Excerpted data ::
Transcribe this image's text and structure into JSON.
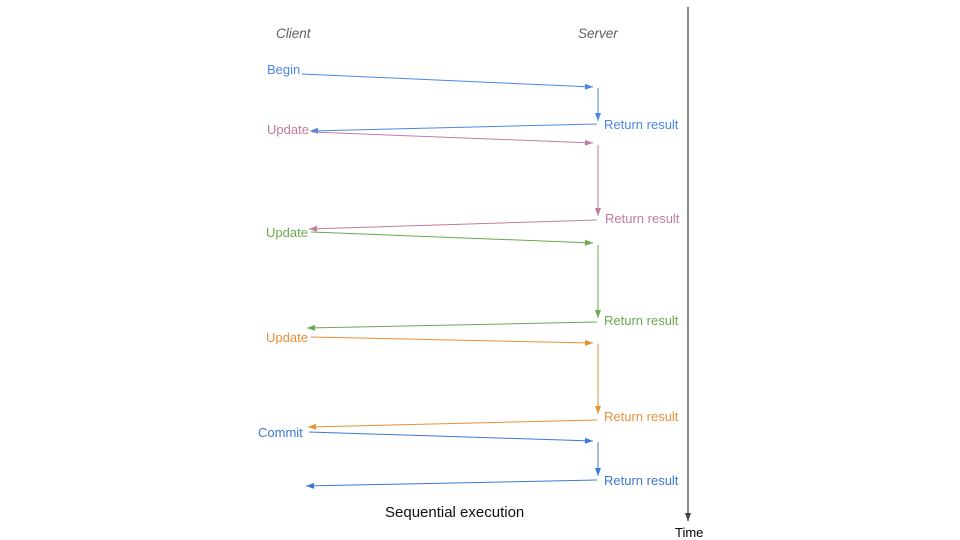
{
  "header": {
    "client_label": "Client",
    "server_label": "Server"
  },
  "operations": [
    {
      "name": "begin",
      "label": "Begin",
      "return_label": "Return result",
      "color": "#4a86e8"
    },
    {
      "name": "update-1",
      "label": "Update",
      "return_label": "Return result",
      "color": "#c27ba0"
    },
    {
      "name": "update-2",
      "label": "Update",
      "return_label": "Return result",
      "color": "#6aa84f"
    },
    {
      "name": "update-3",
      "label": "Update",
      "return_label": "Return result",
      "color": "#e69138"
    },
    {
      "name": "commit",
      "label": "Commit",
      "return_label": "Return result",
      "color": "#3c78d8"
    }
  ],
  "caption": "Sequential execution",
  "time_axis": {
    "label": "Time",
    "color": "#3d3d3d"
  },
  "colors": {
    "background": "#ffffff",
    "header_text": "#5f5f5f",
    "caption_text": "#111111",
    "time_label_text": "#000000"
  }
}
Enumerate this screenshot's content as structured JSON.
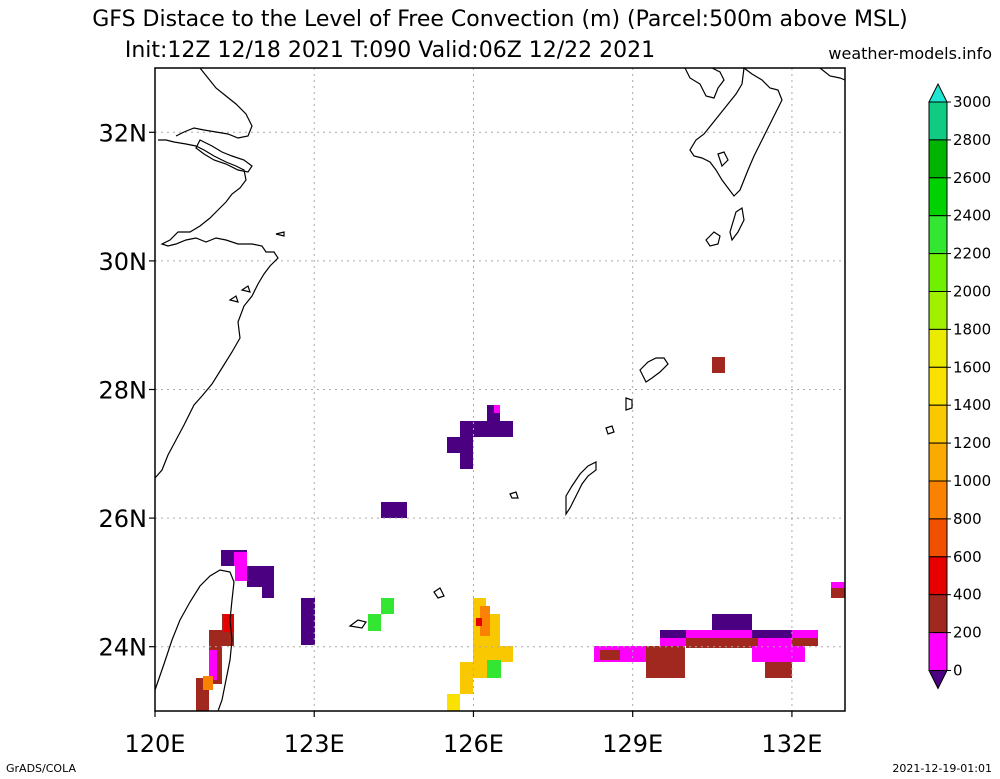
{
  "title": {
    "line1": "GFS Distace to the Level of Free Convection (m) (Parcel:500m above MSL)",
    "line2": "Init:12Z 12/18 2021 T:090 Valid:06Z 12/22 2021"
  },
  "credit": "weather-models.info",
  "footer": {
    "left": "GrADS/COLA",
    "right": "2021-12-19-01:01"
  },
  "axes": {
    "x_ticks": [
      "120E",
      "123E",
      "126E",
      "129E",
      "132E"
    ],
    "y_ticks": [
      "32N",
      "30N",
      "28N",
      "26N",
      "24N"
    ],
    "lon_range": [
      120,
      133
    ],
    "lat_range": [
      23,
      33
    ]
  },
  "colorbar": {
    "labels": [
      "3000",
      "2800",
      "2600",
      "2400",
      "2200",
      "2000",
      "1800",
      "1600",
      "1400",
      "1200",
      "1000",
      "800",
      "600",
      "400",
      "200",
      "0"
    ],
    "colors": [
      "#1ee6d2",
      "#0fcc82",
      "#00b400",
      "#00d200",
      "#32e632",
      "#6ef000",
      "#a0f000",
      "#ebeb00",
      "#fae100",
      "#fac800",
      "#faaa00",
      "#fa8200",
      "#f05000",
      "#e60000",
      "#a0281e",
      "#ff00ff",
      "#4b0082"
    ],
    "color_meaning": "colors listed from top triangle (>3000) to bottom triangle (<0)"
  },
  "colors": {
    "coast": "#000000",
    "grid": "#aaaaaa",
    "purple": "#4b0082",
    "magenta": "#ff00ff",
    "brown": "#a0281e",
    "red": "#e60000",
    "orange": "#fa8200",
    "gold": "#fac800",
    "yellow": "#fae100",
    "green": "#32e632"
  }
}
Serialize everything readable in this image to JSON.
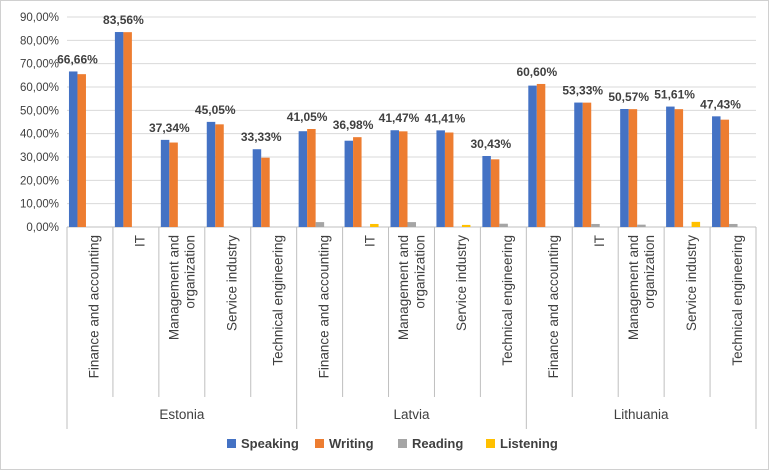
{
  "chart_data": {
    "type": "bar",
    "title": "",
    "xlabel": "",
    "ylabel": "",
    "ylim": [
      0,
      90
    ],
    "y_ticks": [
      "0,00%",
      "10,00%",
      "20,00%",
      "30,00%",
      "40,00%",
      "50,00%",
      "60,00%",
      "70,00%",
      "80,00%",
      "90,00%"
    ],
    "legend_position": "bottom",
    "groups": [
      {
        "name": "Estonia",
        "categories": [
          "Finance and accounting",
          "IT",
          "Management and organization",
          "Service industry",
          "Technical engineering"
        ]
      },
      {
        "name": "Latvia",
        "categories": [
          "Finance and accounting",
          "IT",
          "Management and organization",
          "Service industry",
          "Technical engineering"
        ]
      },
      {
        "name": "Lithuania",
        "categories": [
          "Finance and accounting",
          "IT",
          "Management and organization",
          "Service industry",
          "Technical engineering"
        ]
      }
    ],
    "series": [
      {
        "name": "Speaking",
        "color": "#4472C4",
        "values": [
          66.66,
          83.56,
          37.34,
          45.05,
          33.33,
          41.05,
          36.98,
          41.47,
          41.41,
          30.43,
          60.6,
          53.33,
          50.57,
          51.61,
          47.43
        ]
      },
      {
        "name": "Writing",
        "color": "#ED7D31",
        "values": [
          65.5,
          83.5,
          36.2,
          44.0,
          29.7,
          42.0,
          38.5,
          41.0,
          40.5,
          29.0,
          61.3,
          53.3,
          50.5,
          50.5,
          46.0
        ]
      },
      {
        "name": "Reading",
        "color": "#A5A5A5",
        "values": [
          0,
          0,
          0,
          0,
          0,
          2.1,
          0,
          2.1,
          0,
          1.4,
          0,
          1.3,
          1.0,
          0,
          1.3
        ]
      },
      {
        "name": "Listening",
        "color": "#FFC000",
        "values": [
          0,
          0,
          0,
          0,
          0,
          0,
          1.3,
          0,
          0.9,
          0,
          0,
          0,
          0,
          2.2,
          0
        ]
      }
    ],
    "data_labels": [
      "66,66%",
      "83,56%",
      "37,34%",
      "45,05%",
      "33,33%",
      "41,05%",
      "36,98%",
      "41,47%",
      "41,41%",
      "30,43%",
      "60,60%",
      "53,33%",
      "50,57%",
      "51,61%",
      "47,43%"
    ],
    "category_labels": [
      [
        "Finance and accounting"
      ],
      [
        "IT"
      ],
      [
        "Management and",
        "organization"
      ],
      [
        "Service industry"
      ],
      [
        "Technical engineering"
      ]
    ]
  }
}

What is expected ::
What is the number of lines in the listing that contain the string "name"? Reply with that number alone.

Task output ::
12